- [Task requirements] The listing below must be repeated word for word, with its images excluded.

- [Extracted information]
---*---

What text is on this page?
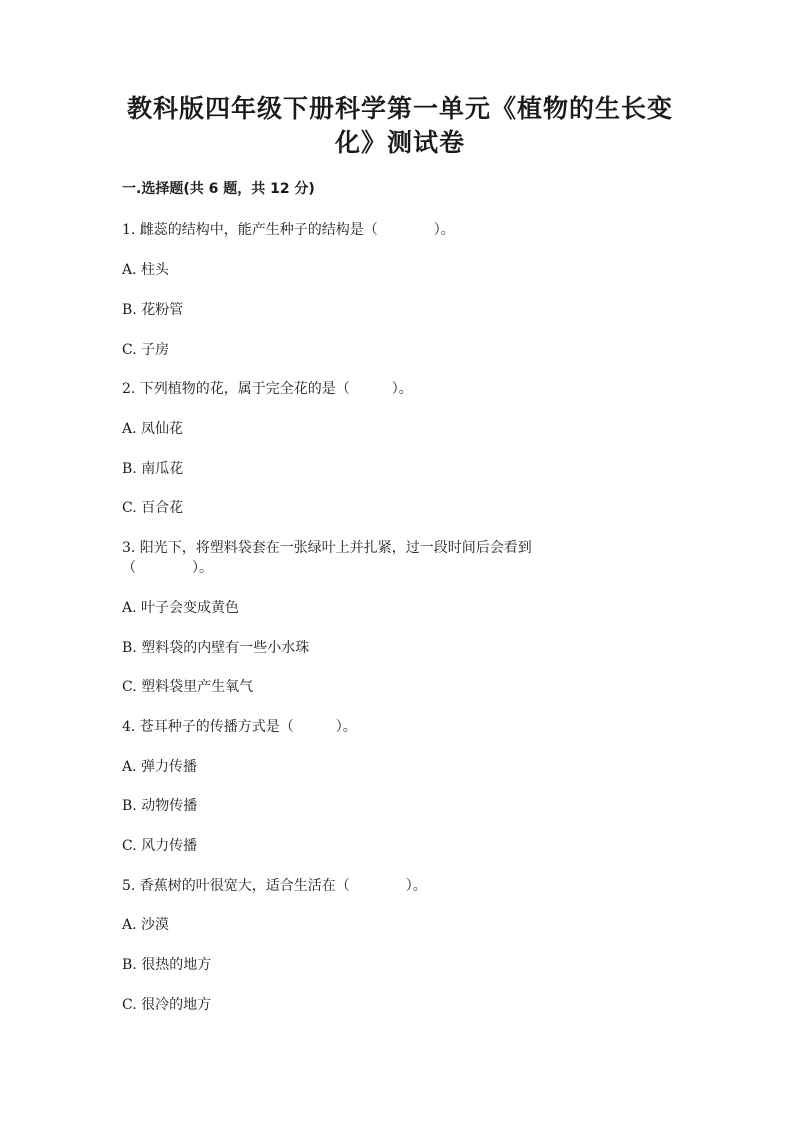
教科版四年级下册科学第一单元《植物的生长变
化》测试卷

一.选择题(共 6 题，共 12 分)

1. 雌蕊的结构中，能产生种子的结构是（　　　　）。

A. 柱头

B. 花粉管

C. 子房

2. 下列植物的花，属于完全花的是（　　　）。

A. 凤仙花

B. 南瓜花

C. 百合花

3. 阳光下，将塑料袋套在一张绿叶上并扎紧，过一段时间后会看到

（　　　　）。

A. 叶子会变成黄色

B. 塑料袋的内壁有一些小水珠

C. 塑料袋里产生氧气

4. 苍耳种子的传播方式是（　　　）。

A. 弹力传播

B. 动物传播

C. 风力传播

5. 香蕉树的叶很宽大，适合生活在（　　　　）。

A. 沙漠

B. 很热的地方

C. 很冷的地方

---*---

- [Result below]
What text is on this page?
教科版四年级下册科学第一单元《植物的生长变
化》测试卷

一.选择题(共 6 题，共 12 分)

1. 雌蕊的结构中，能产生种子的结构是（　　　　）。

A. 柱头

B. 花粉管

C. 子房

2. 下列植物的花，属于完全花的是（　　　）。

A. 凤仙花

B. 南瓜花

C. 百合花

3. 阳光下，将塑料袋套在一张绿叶上并扎紧，过一段时间后会看到

（　　　　）。

A. 叶子会变成黄色

B. 塑料袋的内壁有一些小水珠

C. 塑料袋里产生氧气

4. 苍耳种子的传播方式是（　　　）。

A. 弹力传播

B. 动物传播

C. 风力传播

5. 香蕉树的叶很宽大，适合生活在（　　　　）。

A. 沙漠

B. 很热的地方

C. 很冷的地方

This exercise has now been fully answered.